** Start Data shown **

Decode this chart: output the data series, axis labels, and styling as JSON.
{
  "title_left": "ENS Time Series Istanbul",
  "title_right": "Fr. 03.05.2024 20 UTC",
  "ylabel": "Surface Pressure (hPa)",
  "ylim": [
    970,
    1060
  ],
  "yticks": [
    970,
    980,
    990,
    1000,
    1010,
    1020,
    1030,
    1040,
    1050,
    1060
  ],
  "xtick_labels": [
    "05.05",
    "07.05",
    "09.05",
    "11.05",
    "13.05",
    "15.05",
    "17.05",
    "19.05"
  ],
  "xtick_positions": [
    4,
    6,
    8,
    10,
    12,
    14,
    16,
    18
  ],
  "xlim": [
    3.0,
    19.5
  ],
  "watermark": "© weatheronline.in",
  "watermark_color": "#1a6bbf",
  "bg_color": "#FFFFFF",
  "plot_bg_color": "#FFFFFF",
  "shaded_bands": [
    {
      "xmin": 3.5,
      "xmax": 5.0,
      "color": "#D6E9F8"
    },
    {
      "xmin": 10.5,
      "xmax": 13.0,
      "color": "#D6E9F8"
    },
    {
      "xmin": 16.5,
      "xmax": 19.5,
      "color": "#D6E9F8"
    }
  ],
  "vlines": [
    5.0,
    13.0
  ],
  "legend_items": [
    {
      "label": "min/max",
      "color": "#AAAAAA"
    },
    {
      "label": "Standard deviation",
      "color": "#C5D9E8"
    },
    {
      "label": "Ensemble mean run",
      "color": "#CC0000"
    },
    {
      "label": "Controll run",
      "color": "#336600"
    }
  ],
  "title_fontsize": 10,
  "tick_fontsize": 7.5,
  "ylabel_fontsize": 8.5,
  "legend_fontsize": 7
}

** End Data shown **

## What you will do
Repeat all entries. Match them exactly.

## Response
Decode this chart: output the data series, axis labels, and styling as JSON.
{
  "title_left": "ENS Time Series Istanbul",
  "title_right": "Fr. 03.05.2024 20 UTC",
  "ylabel": "Surface Pressure (hPa)",
  "ylim": [
    970,
    1060
  ],
  "yticks": [
    970,
    980,
    990,
    1000,
    1010,
    1020,
    1030,
    1040,
    1050,
    1060
  ],
  "xtick_labels": [
    "05.05",
    "07.05",
    "09.05",
    "11.05",
    "13.05",
    "15.05",
    "17.05",
    "19.05"
  ],
  "xtick_positions": [
    4,
    6,
    8,
    10,
    12,
    14,
    16,
    18
  ],
  "xlim": [
    3.0,
    19.5
  ],
  "watermark": "© weatheronline.in",
  "watermark_color": "#1a6bbf",
  "bg_color": "#FFFFFF",
  "plot_bg_color": "#FFFFFF",
  "shaded_bands": [
    {
      "xmin": 3.5,
      "xmax": 5.0,
      "color": "#D6E9F8"
    },
    {
      "xmin": 10.5,
      "xmax": 13.0,
      "color": "#D6E9F8"
    },
    {
      "xmin": 16.5,
      "xmax": 19.5,
      "color": "#D6E9F8"
    }
  ],
  "vlines": [
    5.0,
    13.0
  ],
  "legend_items": [
    {
      "label": "min/max",
      "color": "#AAAAAA"
    },
    {
      "label": "Standard deviation",
      "color": "#C5D9E8"
    },
    {
      "label": "Ensemble mean run",
      "color": "#CC0000"
    },
    {
      "label": "Controll run",
      "color": "#336600"
    }
  ],
  "title_fontsize": 10,
  "tick_fontsize": 7.5,
  "ylabel_fontsize": 8.5,
  "legend_fontsize": 7
}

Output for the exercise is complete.